> [WRITTEN REQUEST]: What lines of the data include the string "series"? Copy them all.

Figure content listings
________________

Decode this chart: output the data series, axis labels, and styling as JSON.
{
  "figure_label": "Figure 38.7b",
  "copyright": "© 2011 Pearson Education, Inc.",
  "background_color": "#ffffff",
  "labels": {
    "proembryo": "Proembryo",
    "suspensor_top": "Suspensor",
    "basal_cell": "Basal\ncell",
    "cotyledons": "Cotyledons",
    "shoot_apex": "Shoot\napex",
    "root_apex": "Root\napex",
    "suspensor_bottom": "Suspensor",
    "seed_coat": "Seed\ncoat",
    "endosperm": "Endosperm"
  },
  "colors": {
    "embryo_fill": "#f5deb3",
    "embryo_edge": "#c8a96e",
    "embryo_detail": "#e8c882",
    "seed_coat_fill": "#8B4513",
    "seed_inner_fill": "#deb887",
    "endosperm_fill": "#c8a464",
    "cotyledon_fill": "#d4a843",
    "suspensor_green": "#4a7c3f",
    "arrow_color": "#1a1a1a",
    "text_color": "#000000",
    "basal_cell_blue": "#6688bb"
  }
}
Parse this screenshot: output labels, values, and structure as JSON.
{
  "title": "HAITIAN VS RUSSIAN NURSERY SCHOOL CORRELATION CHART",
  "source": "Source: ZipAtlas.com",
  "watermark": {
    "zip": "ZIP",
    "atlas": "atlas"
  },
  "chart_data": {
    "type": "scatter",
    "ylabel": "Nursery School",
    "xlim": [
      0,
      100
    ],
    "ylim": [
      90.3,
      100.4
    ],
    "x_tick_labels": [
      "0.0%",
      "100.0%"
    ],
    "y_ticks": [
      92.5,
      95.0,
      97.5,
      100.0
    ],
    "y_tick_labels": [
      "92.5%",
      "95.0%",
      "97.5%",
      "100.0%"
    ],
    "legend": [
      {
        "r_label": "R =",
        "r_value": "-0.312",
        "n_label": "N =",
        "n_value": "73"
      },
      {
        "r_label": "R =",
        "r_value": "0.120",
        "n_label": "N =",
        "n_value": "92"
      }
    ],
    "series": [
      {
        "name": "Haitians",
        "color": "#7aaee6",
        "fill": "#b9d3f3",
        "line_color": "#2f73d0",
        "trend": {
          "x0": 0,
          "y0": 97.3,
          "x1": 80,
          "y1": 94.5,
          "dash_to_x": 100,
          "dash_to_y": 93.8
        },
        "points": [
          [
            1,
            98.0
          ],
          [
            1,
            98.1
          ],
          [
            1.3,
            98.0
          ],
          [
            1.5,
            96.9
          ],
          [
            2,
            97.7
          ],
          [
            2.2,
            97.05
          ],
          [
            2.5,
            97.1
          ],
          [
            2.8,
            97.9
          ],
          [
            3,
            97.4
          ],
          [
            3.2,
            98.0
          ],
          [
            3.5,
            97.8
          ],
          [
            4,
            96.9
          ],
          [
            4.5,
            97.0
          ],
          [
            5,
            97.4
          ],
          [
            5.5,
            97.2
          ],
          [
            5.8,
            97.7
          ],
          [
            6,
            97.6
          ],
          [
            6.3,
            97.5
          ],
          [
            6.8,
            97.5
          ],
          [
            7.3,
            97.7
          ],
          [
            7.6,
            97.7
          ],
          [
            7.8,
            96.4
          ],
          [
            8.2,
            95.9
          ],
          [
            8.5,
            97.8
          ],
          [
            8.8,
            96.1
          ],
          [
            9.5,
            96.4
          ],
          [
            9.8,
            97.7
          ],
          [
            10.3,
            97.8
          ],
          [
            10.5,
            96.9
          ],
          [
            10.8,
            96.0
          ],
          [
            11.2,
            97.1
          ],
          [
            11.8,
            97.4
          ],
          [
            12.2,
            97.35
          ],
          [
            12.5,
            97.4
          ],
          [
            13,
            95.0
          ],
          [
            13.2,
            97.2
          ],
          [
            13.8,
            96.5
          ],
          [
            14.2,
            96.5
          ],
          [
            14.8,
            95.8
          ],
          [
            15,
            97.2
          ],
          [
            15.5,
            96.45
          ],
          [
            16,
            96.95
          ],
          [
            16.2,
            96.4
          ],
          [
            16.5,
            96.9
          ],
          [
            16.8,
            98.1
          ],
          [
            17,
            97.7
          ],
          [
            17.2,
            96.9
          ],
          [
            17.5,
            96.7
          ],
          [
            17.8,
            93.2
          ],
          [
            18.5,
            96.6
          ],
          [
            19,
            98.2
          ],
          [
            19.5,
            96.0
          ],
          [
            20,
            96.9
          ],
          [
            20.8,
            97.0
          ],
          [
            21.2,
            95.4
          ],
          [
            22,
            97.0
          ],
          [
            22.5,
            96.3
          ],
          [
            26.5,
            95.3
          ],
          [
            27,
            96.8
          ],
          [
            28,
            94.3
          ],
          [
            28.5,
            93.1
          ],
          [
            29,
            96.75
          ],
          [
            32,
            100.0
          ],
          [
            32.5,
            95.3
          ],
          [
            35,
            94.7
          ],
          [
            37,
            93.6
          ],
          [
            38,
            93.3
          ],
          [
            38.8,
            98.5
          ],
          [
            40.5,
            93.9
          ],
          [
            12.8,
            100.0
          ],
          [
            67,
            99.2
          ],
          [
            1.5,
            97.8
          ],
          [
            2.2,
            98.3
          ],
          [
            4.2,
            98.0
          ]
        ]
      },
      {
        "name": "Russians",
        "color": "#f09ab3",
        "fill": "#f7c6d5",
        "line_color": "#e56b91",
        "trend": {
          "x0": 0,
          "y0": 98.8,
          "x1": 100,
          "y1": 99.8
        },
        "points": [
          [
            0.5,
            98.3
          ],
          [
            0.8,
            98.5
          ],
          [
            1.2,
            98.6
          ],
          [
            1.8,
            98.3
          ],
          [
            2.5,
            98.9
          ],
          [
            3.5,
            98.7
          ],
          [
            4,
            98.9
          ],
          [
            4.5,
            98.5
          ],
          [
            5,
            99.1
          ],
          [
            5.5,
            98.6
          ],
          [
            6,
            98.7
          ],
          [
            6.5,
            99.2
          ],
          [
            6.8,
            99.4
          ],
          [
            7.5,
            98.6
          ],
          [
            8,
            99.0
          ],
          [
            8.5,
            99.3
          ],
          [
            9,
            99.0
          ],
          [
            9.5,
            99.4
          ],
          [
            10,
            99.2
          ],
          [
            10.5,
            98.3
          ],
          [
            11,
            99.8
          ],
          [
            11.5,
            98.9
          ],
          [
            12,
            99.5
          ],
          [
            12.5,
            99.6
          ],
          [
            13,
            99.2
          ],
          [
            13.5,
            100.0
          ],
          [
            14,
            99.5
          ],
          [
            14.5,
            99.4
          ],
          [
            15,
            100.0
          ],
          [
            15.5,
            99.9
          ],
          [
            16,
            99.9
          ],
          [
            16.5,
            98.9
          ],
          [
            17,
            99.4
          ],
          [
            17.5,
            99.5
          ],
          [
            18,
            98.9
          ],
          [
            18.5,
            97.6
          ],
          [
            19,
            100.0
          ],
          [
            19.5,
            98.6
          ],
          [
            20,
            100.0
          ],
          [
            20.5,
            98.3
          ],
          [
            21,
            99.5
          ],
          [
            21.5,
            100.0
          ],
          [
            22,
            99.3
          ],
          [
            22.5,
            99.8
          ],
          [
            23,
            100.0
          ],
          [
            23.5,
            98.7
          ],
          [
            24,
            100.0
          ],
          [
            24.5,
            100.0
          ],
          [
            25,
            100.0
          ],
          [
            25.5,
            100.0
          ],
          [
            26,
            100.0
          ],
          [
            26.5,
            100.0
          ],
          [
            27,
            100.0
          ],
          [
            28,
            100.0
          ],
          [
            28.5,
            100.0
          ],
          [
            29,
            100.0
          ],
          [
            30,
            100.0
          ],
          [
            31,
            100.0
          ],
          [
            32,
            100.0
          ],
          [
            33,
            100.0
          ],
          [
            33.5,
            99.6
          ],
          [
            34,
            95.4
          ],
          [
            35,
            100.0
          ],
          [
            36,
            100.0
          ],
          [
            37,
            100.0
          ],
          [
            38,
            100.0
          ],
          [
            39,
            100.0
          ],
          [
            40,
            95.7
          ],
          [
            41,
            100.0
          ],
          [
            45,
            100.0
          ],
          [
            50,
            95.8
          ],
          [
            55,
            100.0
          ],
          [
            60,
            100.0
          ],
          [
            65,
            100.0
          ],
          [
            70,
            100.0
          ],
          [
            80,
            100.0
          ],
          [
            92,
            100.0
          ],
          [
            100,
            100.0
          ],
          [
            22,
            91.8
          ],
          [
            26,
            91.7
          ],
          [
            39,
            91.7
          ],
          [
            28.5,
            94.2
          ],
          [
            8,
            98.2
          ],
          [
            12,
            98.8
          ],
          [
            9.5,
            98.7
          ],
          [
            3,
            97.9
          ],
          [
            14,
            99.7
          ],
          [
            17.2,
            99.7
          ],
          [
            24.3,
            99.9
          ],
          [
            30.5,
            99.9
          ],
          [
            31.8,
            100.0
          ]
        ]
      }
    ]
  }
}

________________

> [OUTPUT BELOW]:
Decode this chart: output the data series, axis labels, and styling as JSON.
    "series": [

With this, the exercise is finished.